## Exercise aim
Filter the records below and copy every line containing the word "Alves".

——————

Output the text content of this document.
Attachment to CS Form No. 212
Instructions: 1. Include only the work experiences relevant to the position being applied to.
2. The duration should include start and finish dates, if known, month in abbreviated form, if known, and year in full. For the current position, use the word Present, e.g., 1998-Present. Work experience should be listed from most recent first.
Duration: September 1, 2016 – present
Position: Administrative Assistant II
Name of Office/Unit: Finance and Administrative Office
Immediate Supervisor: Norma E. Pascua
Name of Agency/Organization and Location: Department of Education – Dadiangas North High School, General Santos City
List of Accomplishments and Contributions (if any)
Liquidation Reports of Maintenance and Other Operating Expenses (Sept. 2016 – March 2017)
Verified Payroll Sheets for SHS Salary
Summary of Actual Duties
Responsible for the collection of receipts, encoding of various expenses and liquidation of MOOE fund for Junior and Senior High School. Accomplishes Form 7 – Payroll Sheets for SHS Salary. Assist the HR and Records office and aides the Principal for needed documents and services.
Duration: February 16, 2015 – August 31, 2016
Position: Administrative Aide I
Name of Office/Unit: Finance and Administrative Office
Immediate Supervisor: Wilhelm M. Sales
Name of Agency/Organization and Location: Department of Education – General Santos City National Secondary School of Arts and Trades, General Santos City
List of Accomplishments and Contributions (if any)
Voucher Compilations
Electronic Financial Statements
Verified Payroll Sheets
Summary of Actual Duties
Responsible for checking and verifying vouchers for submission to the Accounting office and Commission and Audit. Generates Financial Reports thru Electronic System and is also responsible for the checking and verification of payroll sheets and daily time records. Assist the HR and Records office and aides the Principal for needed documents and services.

——————

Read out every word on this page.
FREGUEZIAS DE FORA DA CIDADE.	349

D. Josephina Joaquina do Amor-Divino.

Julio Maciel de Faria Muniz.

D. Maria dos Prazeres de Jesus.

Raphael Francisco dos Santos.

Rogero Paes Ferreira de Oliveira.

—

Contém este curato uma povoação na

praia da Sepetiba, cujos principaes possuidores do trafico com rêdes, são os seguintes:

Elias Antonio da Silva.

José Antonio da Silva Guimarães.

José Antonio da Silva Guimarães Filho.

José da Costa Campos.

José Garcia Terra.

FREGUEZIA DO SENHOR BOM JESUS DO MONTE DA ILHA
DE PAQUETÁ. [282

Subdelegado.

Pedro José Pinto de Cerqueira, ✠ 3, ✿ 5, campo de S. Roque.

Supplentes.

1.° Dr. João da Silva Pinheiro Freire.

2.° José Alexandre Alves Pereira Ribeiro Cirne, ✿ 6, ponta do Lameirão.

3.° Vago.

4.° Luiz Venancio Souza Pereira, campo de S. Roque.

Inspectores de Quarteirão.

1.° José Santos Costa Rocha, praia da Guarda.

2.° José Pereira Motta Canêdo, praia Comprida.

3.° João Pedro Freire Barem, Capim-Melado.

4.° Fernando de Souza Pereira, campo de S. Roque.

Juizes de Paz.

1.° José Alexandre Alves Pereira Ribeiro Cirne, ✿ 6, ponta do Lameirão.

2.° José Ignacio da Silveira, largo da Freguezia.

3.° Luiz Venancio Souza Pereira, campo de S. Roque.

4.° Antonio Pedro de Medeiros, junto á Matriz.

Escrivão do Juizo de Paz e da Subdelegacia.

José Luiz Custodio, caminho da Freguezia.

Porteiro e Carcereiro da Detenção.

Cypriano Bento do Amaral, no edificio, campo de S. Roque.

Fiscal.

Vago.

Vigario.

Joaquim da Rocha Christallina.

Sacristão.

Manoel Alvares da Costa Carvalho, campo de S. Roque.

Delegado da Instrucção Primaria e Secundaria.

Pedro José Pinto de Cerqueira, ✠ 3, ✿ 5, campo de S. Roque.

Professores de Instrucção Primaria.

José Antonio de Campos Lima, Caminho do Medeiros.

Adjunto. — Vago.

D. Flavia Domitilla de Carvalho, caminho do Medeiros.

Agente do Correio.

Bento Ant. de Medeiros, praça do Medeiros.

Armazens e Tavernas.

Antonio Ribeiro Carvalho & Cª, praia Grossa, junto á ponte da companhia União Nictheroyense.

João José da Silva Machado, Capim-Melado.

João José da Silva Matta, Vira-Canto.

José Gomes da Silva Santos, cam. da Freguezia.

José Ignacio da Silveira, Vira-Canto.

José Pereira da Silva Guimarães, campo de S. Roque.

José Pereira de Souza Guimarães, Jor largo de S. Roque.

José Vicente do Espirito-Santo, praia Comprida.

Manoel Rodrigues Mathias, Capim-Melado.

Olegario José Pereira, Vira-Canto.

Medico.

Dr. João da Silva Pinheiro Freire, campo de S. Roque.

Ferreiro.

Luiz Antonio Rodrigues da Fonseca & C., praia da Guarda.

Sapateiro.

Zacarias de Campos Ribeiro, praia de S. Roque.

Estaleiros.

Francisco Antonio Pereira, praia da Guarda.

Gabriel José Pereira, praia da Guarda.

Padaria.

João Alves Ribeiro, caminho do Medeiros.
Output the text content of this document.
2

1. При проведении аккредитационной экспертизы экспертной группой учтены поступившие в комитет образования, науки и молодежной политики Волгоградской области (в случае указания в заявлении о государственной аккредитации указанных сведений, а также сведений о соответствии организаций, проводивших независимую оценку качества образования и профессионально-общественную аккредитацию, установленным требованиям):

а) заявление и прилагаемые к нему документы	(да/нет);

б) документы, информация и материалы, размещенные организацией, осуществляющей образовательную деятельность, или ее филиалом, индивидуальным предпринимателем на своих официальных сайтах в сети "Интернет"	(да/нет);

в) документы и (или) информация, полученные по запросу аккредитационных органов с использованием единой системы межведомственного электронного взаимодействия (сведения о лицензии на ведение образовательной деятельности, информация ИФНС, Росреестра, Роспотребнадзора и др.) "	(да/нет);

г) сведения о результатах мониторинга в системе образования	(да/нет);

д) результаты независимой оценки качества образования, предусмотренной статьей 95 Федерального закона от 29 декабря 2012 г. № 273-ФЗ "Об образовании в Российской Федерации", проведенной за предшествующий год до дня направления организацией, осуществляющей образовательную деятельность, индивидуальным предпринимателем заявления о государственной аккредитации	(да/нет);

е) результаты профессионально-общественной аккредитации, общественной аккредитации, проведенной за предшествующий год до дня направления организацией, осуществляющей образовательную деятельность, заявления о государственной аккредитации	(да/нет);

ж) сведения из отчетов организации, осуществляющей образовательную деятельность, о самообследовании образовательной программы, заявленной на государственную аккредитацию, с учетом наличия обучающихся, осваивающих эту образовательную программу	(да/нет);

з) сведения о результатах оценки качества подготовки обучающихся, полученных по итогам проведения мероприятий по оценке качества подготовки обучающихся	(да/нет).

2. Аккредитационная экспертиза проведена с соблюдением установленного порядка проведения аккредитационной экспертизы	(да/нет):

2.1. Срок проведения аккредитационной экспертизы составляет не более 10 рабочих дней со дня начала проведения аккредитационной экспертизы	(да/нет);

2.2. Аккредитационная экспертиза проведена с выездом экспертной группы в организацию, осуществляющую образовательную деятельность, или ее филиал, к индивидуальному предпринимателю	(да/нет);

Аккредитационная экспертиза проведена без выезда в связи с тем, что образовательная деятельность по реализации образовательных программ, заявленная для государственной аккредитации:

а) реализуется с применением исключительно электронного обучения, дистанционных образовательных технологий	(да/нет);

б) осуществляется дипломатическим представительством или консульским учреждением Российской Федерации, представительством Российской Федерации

——————

## Solution
2.° José Alexandre Alves Pereira Ribeiro Cirne, ✿ 6, ponta do Lameirão.
1.° José Alexandre Alves Pereira Ribeiro Cirne, ✿ 6, ponta do Lameirão.
João Alves Ribeiro, caminho do Medeiros.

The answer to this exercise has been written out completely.